▶ **EXERCISE OBJECTIVE**
The records should be repeated word for word, pictures excluded.

Extracted data entries:
========================================================================

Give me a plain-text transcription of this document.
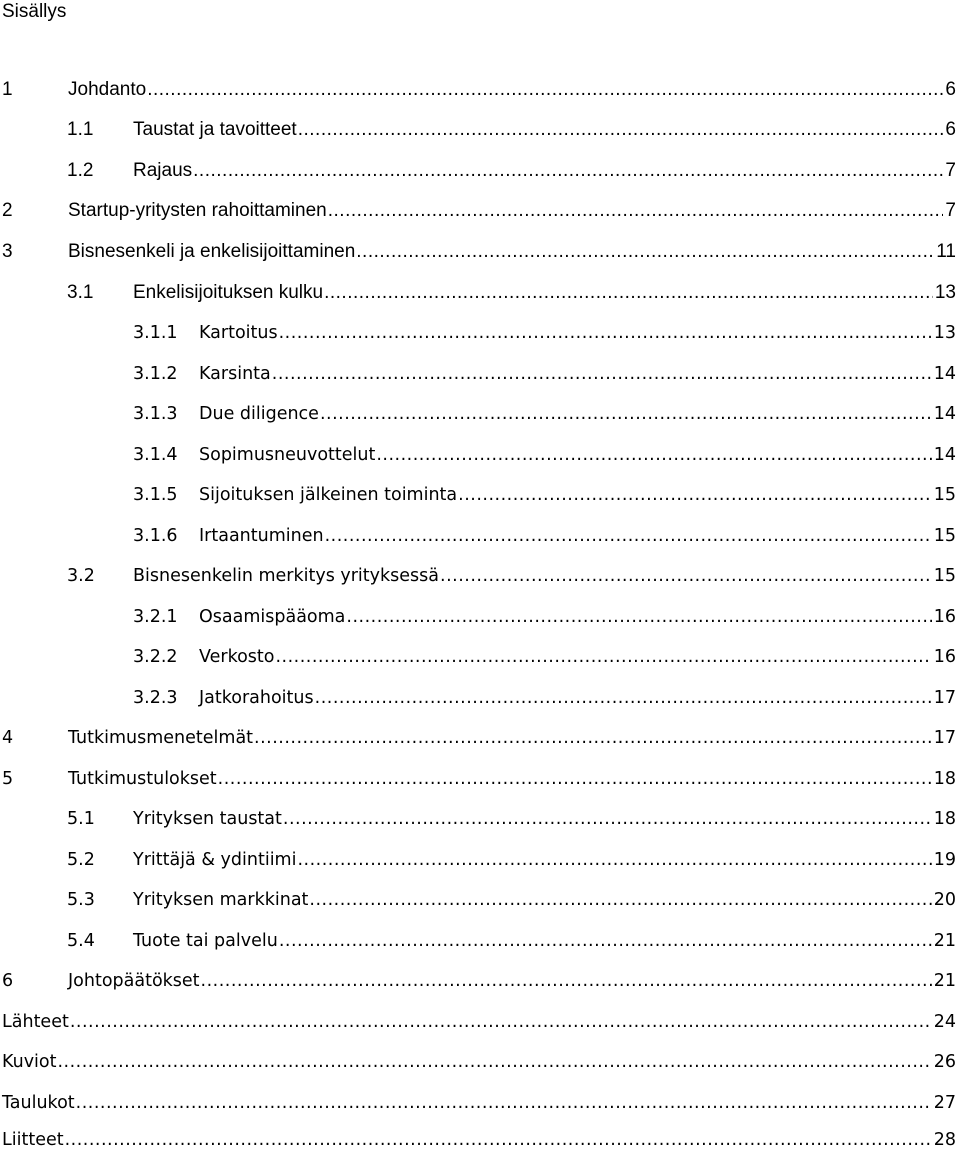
Sisällys
1	Johdanto .....	6
1.1	Taustat ja tavoitteet .....	6
1.2	Rajaus .....	7
2	Startup-yritysten rahoittaminen .....	7
3	Bisnesenkeli ja enkelisijoittaminen .....	11
3.1	Enkelisijoituksen kulku .....	13
3.1.1	Kartoitus .....	13
3.1.2	Karsinta .....	14
3.1.3	Due diligence .....	14
3.1.4	Sopimusneuvottelut .....	14
3.1.5	Sijoituksen jälkeinen toiminta .....	15
3.1.6	Irtaantuminen .....	15
3.2	Bisnesenkelin merkitys yrityksessä .....	15
3.2.1	Osaamispääoma .....	16
3.2.2	Verkosto .....	16
3.2.3	Jatkorahoitus .....	17
4	Tutkimusmenetelmät .....	17
5	Tutkimustulokset .....	18
5.1	Yrityksen taustat .....	18
5.2	Yrittäjä & ydintiimi .....	19
5.3	Yrityksen markkinat .....	20
5.4	Tuote tai palvelu .....	21
6	Johtopäätökset .....	21
Lähteet .....	24
Kuviot .....	26
Taulukot .....	27
Liitteet .....	28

========================================================================

▶ **THE REPLY**
Give me a plain-text transcription of this document.
Sisällys
1	Johdanto .....	6
1.1	Taustat ja tavoitteet .....	6
1.2	Rajaus .....	7
2	Startup-yritysten rahoittaminen .....	7
3	Bisnesenkeli ja enkelisijoittaminen .....	11
3.1	Enkelisijoituksen kulku .....	13
3.1.1	Kartoitus .....	13
3.1.2	Karsinta .....	14
3.1.3	Due diligence .....	14
3.1.4	Sopimusneuvottelut .....	14
3.1.5	Sijoituksen jälkeinen toiminta .....	15
3.1.6	Irtaantuminen .....	15
3.2	Bisnesenkelin merkitys yrityksessä .....	15
3.2.1	Osaamispääoma .....	16
3.2.2	Verkosto .....	16
3.2.3	Jatkorahoitus .....	17
4	Tutkimusmenetelmät .....	17
5	Tutkimustulokset .....	18
5.1	Yrityksen taustat .....	18
5.2	Yrittäjä & ydintiimi .....	19
5.3	Yrityksen markkinat .....	20
5.4	Tuote tai palvelu .....	21
6	Johtopäätökset .....	21
Lähteet .....	24
Kuviot .....	26
Taulukot .....	27
Liitteet .....	28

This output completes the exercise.